::: Provided data :::

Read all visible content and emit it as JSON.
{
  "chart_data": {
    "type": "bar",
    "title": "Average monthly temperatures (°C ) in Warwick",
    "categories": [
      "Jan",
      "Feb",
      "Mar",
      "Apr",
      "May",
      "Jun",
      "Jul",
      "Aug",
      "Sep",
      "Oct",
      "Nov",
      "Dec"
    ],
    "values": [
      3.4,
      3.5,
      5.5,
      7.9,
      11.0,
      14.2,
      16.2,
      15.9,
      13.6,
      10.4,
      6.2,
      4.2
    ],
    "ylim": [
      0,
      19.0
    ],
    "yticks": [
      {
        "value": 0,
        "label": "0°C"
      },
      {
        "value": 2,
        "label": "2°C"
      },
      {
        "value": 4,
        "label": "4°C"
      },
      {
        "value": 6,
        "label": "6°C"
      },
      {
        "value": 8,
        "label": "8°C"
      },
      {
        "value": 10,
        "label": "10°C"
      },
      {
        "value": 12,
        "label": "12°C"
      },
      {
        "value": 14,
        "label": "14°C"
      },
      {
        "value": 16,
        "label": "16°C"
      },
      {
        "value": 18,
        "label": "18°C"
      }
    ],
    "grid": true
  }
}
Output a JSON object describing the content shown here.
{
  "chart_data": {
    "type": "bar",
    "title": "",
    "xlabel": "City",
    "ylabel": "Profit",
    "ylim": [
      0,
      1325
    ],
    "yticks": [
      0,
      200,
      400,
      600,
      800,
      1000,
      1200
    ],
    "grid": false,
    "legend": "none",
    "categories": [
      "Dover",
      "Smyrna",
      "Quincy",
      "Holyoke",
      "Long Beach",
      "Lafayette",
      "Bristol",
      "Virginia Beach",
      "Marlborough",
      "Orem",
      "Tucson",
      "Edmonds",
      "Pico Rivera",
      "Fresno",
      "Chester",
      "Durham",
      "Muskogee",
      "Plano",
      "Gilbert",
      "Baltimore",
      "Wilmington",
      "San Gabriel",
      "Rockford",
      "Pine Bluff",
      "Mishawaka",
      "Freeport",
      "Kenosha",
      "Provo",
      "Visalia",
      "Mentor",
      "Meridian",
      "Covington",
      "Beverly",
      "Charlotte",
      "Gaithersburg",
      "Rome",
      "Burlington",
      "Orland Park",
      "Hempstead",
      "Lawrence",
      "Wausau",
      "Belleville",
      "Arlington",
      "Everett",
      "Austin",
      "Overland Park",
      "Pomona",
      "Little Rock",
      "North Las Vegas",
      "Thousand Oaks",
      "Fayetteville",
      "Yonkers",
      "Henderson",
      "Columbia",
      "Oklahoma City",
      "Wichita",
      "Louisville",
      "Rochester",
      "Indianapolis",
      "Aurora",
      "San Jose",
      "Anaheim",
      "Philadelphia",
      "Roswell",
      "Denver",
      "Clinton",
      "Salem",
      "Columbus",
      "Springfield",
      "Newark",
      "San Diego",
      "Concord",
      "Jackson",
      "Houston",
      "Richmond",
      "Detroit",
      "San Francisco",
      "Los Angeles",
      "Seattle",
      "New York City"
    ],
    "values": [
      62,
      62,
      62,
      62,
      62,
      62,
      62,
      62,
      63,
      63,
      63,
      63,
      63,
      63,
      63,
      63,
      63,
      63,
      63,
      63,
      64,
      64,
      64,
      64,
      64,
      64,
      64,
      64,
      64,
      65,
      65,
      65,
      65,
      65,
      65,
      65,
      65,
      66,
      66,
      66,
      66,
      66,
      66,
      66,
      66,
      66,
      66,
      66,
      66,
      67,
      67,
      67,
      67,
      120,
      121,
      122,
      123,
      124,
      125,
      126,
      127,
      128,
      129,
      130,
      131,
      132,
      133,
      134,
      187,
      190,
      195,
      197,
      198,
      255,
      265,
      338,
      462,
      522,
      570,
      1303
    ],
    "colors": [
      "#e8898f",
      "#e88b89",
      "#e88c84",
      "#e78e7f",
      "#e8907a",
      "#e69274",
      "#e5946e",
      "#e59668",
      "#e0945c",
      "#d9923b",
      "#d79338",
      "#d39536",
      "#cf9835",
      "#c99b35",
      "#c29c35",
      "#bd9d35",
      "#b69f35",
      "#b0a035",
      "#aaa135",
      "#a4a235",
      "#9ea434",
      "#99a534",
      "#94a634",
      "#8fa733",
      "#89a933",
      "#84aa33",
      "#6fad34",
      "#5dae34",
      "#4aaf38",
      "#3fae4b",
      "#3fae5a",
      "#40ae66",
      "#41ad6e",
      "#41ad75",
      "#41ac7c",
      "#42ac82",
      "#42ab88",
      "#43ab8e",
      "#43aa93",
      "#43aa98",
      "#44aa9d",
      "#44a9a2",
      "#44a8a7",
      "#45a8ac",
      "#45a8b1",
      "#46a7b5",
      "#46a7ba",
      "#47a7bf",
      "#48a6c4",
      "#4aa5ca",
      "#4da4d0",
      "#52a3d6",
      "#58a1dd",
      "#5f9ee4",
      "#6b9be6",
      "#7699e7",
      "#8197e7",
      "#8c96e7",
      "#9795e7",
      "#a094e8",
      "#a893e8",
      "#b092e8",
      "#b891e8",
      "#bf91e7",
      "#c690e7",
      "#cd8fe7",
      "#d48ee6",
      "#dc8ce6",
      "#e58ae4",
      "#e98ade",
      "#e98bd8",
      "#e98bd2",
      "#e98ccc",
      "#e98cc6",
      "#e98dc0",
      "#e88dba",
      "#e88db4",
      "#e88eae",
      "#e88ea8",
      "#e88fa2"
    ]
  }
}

:::

» **Directive**
State how many lines hold the word "title". The number is the whole answer.

» **Result below**
2